— start Excerpted records —
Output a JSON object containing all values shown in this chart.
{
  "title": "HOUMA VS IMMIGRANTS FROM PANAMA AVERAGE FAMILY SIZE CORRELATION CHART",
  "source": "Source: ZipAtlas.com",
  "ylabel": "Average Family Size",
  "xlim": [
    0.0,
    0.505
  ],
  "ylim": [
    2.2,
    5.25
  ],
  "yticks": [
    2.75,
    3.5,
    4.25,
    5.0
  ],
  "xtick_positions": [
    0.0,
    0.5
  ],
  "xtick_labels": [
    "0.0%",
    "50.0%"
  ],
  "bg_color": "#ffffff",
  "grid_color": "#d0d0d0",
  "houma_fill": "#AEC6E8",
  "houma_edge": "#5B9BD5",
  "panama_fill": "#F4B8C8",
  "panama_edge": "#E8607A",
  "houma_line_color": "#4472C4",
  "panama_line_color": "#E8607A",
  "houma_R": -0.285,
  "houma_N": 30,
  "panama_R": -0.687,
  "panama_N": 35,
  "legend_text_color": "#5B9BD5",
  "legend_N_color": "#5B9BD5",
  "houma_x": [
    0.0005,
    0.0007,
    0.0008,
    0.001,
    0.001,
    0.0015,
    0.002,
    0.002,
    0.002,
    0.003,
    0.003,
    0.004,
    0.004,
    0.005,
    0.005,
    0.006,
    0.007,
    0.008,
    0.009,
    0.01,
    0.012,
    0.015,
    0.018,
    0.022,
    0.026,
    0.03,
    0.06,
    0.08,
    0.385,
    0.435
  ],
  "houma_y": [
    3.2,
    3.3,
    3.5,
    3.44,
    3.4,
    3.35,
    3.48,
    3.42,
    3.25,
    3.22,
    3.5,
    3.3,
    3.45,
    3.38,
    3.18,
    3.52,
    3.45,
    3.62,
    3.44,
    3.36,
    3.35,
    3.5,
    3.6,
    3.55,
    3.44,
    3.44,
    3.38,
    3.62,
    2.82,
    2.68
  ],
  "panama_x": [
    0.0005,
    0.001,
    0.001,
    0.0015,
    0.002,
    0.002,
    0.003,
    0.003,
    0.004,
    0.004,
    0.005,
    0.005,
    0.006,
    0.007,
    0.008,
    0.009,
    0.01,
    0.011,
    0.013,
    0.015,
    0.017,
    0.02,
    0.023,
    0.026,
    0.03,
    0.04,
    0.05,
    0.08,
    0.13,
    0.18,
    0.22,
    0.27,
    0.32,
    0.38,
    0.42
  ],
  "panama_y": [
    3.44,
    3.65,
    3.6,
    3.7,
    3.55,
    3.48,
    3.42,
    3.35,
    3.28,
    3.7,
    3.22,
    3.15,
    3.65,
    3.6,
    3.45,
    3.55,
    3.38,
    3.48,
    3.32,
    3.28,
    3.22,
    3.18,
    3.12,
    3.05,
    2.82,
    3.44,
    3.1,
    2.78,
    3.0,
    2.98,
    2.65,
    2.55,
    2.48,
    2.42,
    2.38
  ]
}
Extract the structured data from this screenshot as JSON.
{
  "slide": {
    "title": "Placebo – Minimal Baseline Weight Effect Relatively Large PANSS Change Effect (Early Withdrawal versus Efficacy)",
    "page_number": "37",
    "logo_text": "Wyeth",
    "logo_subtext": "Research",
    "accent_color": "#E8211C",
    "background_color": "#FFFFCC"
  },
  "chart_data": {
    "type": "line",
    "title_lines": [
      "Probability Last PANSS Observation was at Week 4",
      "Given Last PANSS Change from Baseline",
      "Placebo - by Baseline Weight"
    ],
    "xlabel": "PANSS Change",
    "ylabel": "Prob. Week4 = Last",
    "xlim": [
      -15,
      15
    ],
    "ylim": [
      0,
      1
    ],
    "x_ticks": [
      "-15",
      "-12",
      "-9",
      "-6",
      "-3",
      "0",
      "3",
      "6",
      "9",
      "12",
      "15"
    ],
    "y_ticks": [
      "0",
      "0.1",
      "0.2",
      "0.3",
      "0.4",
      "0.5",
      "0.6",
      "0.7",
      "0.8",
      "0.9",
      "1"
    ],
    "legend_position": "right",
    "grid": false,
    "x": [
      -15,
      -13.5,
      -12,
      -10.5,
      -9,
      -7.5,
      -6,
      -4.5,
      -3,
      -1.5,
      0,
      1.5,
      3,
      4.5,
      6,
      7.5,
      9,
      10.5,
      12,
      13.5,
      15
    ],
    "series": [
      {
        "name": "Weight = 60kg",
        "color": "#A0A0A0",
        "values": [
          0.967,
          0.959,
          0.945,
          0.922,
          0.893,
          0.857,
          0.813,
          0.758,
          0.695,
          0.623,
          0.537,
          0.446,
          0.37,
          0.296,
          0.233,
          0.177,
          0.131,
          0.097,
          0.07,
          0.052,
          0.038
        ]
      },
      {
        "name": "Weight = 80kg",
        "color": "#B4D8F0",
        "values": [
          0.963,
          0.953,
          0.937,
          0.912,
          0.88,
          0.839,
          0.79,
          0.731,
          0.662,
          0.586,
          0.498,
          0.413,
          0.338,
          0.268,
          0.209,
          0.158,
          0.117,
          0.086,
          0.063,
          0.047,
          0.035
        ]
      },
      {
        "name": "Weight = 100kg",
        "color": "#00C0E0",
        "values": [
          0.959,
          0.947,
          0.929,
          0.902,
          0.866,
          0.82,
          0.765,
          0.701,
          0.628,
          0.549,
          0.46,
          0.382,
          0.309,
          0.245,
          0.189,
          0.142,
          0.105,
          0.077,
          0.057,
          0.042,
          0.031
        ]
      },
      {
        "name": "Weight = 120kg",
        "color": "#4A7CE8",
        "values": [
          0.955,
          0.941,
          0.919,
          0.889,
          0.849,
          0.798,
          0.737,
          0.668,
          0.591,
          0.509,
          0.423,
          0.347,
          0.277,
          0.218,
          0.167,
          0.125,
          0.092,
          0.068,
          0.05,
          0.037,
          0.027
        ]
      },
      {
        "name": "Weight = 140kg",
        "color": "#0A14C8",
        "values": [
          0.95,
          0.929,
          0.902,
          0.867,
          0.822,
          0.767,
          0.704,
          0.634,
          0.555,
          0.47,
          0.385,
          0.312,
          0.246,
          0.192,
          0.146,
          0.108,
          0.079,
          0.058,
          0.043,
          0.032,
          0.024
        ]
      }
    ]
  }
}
— end Excerpted records —
Brief.
Only lines with the string "ylabel" belong in your answer; copy each one.

Solution to this exercise.
  "ylabel": "Average Family Size",
    "ylabel": "Prob. Week4 = Last",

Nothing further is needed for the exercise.